Goal of the exercise:
Copy all the material below, exactly as it stands.

Exercise material:
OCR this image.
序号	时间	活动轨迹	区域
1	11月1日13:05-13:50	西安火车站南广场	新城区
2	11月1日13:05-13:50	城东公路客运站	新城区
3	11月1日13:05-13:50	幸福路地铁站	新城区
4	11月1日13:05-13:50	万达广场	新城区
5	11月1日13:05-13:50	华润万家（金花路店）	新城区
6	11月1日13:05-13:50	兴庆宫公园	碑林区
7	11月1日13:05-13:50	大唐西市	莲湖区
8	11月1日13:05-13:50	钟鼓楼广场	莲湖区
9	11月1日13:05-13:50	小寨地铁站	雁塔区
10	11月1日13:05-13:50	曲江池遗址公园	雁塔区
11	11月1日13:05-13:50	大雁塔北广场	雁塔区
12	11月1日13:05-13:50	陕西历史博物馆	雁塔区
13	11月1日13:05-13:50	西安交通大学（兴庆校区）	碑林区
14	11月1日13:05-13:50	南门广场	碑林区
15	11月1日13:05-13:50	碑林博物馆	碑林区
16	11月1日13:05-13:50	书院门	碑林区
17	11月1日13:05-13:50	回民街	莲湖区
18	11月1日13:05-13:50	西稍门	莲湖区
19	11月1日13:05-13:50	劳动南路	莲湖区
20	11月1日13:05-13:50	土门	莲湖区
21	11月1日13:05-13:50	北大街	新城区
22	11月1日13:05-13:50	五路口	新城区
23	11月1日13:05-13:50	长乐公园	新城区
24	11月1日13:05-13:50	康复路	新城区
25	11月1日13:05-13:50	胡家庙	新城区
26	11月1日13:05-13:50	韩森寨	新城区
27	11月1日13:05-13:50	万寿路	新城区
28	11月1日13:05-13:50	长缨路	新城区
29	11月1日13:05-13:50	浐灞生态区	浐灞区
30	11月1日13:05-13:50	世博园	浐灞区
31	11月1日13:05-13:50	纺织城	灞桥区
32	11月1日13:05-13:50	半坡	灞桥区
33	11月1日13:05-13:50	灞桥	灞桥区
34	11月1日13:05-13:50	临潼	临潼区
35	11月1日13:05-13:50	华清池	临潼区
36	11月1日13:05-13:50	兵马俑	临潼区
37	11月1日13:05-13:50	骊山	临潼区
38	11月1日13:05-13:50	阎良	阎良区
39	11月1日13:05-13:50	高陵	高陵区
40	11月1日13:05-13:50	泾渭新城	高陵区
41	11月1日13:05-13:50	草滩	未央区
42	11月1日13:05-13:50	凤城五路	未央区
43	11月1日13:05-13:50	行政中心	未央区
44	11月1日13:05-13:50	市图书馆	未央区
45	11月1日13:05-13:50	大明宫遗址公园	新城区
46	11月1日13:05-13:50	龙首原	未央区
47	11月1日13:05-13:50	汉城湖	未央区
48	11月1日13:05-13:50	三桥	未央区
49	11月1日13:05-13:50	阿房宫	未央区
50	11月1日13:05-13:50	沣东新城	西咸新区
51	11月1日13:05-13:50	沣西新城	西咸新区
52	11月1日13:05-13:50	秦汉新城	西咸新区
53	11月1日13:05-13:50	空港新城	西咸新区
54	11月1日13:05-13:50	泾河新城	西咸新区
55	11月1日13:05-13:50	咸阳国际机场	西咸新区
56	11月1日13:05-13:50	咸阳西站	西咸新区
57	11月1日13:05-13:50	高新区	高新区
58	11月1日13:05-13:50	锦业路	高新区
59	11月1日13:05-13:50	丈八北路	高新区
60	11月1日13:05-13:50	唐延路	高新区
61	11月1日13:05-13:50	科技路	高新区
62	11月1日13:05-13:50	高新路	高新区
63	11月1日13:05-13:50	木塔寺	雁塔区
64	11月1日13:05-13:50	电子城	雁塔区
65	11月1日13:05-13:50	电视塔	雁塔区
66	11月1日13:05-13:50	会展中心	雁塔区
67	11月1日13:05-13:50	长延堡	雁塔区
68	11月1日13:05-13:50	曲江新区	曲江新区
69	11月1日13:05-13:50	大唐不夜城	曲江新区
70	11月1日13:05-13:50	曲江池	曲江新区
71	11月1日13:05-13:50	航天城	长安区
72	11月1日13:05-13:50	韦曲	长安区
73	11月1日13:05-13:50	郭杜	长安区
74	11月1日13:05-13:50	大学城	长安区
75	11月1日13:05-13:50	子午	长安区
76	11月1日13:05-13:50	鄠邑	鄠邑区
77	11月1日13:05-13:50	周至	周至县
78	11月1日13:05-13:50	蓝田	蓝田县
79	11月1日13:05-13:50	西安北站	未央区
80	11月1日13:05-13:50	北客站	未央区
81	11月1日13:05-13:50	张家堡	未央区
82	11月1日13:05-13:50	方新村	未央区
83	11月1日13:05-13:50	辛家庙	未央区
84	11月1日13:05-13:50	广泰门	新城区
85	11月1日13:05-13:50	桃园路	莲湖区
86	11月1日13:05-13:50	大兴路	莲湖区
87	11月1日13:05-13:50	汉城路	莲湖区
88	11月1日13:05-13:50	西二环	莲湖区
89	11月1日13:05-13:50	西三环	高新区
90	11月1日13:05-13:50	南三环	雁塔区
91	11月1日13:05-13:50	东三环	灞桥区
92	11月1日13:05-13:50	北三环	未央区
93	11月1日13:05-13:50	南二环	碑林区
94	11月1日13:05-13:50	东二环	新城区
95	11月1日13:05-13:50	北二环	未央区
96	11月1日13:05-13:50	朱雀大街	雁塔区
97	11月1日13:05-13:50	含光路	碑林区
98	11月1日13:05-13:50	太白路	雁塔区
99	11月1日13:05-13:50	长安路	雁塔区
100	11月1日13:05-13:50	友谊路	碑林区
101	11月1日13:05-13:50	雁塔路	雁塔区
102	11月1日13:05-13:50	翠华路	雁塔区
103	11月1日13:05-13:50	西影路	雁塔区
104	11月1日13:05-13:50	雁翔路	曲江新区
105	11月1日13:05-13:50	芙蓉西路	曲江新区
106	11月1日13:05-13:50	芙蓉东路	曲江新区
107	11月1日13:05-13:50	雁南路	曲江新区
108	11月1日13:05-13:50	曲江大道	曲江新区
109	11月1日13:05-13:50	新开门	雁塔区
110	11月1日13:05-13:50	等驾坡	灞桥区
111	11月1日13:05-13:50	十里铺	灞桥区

Solution to the problem:
OCR this image.
序号	时间	活动轨迹	区域
1	11月1日13:05-13:50	西安火车站南广场	新城区
2	11月1日13:05-13:50	城东公路客运站	新城区
3	11月1日13:05-13:50	幸福路地铁站	新城区
4	11月1日13:05-13:50	万达广场	新城区
5	11月1日13:05-13:50	华润万家（金花路店）	新城区
6	11月1日13:05-13:50	兴庆宫公园	碑林区
7	11月1日13:05-13:50	大唐西市	莲湖区
8	11月1日13:05-13:50	钟鼓楼广场	莲湖区
9	11月1日13:05-13:50	小寨地铁站	雁塔区
10	11月1日13:05-13:50	曲江池遗址公园	雁塔区
11	11月1日13:05-13:50	大雁塔北广场	雁塔区
12	11月1日13:05-13:50	陕西历史博物馆	雁塔区
13	11月1日13:05-13:50	西安交通大学（兴庆校区）	碑林区
14	11月1日13:05-13:50	南门广场	碑林区
15	11月1日13:05-13:50	碑林博物馆	碑林区
16	11月1日13:05-13:50	书院门	碑林区
17	11月1日13:05-13:50	回民街	莲湖区
18	11月1日13:05-13:50	西稍门	莲湖区
19	11月1日13:05-13:50	劳动南路	莲湖区
20	11月1日13:05-13:50	土门	莲湖区
21	11月1日13:05-13:50	北大街	新城区
22	11月1日13:05-13:50	五路口	新城区
23	11月1日13:05-13:50	长乐公园	新城区
24	11月1日13:05-13:50	康复路	新城区
25	11月1日13:05-13:50	胡家庙	新城区
26	11月1日13:05-13:50	韩森寨	新城区
27	11月1日13:05-13:50	万寿路	新城区
28	11月1日13:05-13:50	长缨路	新城区
29	11月1日13:05-13:50	浐灞生态区	浐灞区
30	11月1日13:05-13:50	世博园	浐灞区
31	11月1日13:05-13:50	纺织城	灞桥区
32	11月1日13:05-13:50	半坡	灞桥区
33	11月1日13:05-13:50	灞桥	灞桥区
34	11月1日13:05-13:50	临潼	临潼区
35	11月1日13:05-13:50	华清池	临潼区
36	11月1日13:05-13:50	兵马俑	临潼区
37	11月1日13:05-13:50	骊山	临潼区
38	11月1日13:05-13:50	阎良	阎良区
39	11月1日13:05-13:50	高陵	高陵区
40	11月1日13:05-13:50	泾渭新城	高陵区
41	11月1日13:05-13:50	草滩	未央区
42	11月1日13:05-13:50	凤城五路	未央区
43	11月1日13:05-13:50	行政中心	未央区
44	11月1日13:05-13:50	市图书馆	未央区
45	11月1日13:05-13:50	大明宫遗址公园	新城区
46	11月1日13:05-13:50	龙首原	未央区
47	11月1日13:05-13:50	汉城湖	未央区
48	11月1日13:05-13:50	三桥	未央区
49	11月1日13:05-13:50	阿房宫	未央区
50	11月1日13:05-13:50	沣东新城	西咸新区
51	11月1日13:05-13:50	沣西新城	西咸新区
52	11月1日13:05-13:50	秦汉新城	西咸新区
53	11月1日13:05-13:50	空港新城	西咸新区
54	11月1日13:05-13:50	泾河新城	西咸新区
55	11月1日13:05-13:50	咸阳国际机场	西咸新区
56	11月1日13:05-13:50	咸阳西站	西咸新区
57	11月1日13:05-13:50	高新区	高新区
58	11月1日13:05-13:50	锦业路	高新区
59	11月1日13:05-13:50	丈八北路	高新区
60	11月1日13:05-13:50	唐延路	高新区
61	11月1日13:05-13:50	科技路	高新区
62	11月1日13:05-13:50	高新路	高新区
63	11月1日13:05-13:50	木塔寺	雁塔区
64	11月1日13:05-13:50	电子城	雁塔区
65	11月1日13:05-13:50	电视塔	雁塔区
66	11月1日13:05-13:50	会展中心	雁塔区
67	11月1日13:05-13:50	长延堡	雁塔区
68	11月1日13:05-13:50	曲江新区	曲江新区
69	11月1日13:05-13:50	大唐不夜城	曲江新区
70	11月1日13:05-13:50	曲江池	曲江新区
71	11月1日13:05-13:50	航天城	长安区
72	11月1日13:05-13:50	韦曲	长安区
73	11月1日13:05-13:50	郭杜	长安区
74	11月1日13:05-13:50	大学城	长安区
75	11月1日13:05-13:50	子午	长安区
76	11月1日13:05-13:50	鄠邑	鄠邑区
77	11月1日13:05-13:50	周至	周至县
78	11月1日13:05-13:50	蓝田	蓝田县
79	11月1日13:05-13:50	西安北站	未央区
80	11月1日13:05-13:50	北客站	未央区
81	11月1日13:05-13:50	张家堡	未央区
82	11月1日13:05-13:50	方新村	未央区
83	11月1日13:05-13:50	辛家庙	未央区
84	11月1日13:05-13:50	广泰门	新城区
85	11月1日13:05-13:50	桃园路	莲湖区
86	11月1日13:05-13:50	大兴路	莲湖区
87	11月1日13:05-13:50	汉城路	莲湖区
88	11月1日13:05-13:50	西二环	莲湖区
89	11月1日13:05-13:50	西三环	高新区
90	11月1日13:05-13:50	南三环	雁塔区
91	11月1日13:05-13:50	东三环	灞桥区
92	11月1日13:05-13:50	北三环	未央区
93	11月1日13:05-13:50	南二环	碑林区
94	11月1日13:05-13:50	东二环	新城区
95	11月1日13:05-13:50	北二环	未央区
96	11月1日13:05-13:50	朱雀大街	雁塔区
97	11月1日13:05-13:50	含光路	碑林区
98	11月1日13:05-13:50	太白路	雁塔区
99	11月1日13:05-13:50	长安路	雁塔区
100	11月1日13:05-13:50	友谊路	碑林区
101	11月1日13:05-13:50	雁塔路	雁塔区
102	11月1日13:05-13:50	翠华路	雁塔区
103	11月1日13:05-13:50	西影路	雁塔区
104	11月1日13:05-13:50	雁翔路	曲江新区
105	11月1日13:05-13:50	芙蓉西路	曲江新区
106	11月1日13:05-13:50	芙蓉东路	曲江新区
107	11月1日13:05-13:50	雁南路	曲江新区
108	11月1日13:05-13:50	曲江大道	曲江新区
109	11月1日13:05-13:50	新开门	雁塔区
110	11月1日13:05-13:50	等驾坡	灞桥区
111	11月1日13:05-13:50	十里铺	灞桥区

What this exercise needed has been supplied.